◆ **Aim of the exercise**:
Copy out every line that contains the word "color".

◆ **Dataset rows about figures**:
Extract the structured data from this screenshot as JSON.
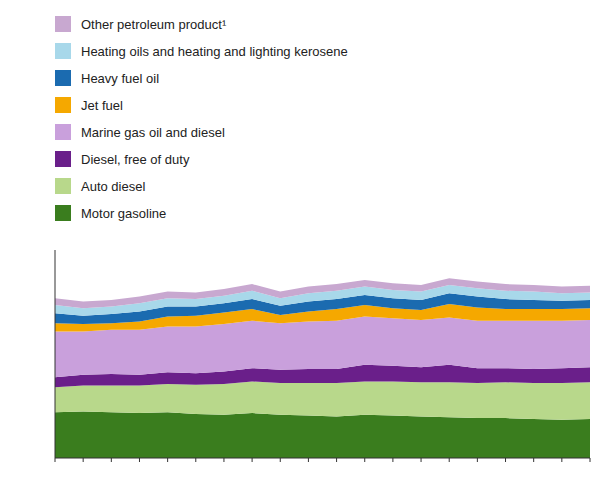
{
  "chart_data": {
    "type": "area",
    "stacked": true,
    "legend": "top-left",
    "tick_labels": false,
    "categories": [
      null,
      null,
      null,
      null,
      null,
      null,
      null,
      null,
      null,
      null,
      null,
      null,
      null,
      null,
      null,
      null,
      null,
      null,
      null,
      null
    ],
    "ylim": [
      0,
      250
    ],
    "series": [
      {
        "name": "Motor gasoline",
        "color": "#3a7d1e",
        "values": [
          55,
          56,
          55,
          54,
          55,
          53,
          52,
          54,
          52,
          51,
          50,
          52,
          51,
          50,
          49,
          48,
          48,
          47,
          46,
          47
        ]
      },
      {
        "name": "Auto diesel",
        "color": "#b8d88b",
        "values": [
          30,
          31,
          32,
          33,
          34,
          35,
          37,
          38,
          38,
          39,
          40,
          40,
          41,
          41,
          42,
          42,
          43,
          43,
          44,
          44
        ]
      },
      {
        "name": "Diesel, free of duty",
        "color": "#6a1f8a",
        "values": [
          12,
          13,
          14,
          13,
          14,
          14,
          15,
          16,
          16,
          17,
          17,
          20,
          19,
          18,
          21,
          18,
          17,
          17,
          18,
          18
        ]
      },
      {
        "name": "Marine gas oil and diesel",
        "color": "#c9a0dc",
        "values": [
          55,
          52,
          53,
          54,
          55,
          56,
          57,
          57,
          56,
          57,
          58,
          58,
          57,
          57,
          57,
          57,
          57,
          58,
          57,
          57
        ]
      },
      {
        "name": "Jet fuel",
        "color": "#f5a800",
        "values": [
          10,
          9,
          8,
          10,
          12,
          13,
          14,
          14,
          10,
          12,
          14,
          14,
          12,
          12,
          16,
          16,
          14,
          14,
          14,
          14
        ]
      },
      {
        "name": "Heavy fuel oil",
        "color": "#1b6bb0",
        "values": [
          12,
          10,
          11,
          12,
          12,
          11,
          11,
          12,
          11,
          12,
          12,
          12,
          12,
          12,
          13,
          13,
          12,
          11,
          10,
          10
        ]
      },
      {
        "name": "Heating oils and heating and lighting kerosene",
        "color": "#a8d8ea",
        "values": [
          10,
          9,
          9,
          10,
          10,
          9,
          9,
          10,
          9,
          10,
          10,
          10,
          10,
          10,
          10,
          10,
          10,
          10,
          9,
          9
        ]
      },
      {
        "name": "Other petroleum product¹",
        "color": "#c8a8d0",
        "values": [
          8,
          8,
          8,
          8,
          8,
          8,
          8,
          8,
          8,
          8,
          8,
          8,
          8,
          8,
          8,
          8,
          8,
          8,
          8,
          8
        ]
      }
    ]
  }
}
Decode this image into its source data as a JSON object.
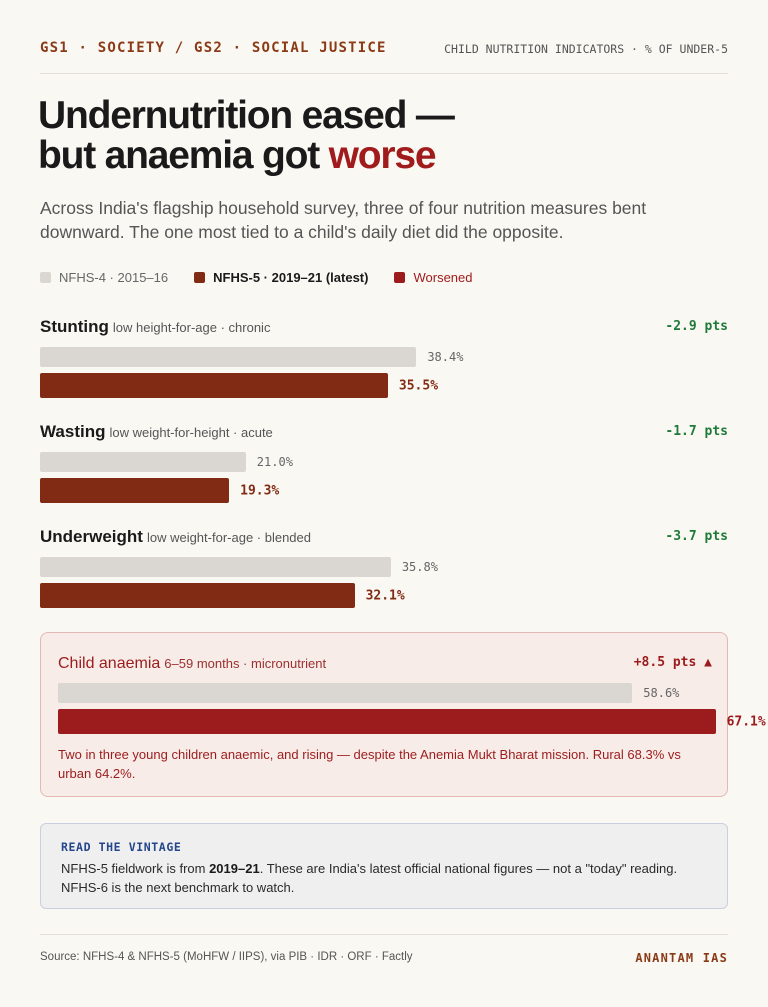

◆ **Result**:
        "color": "#3a7d1e",
        "color": "#b8d88b",
        "color": "#6a1f8a",
        "color": "#c9a0dc",
        "color": "#f5a800",
        "color": "#1b6bb0",
        "color": "#a8d8ea",
        "color": "#c8a8d0",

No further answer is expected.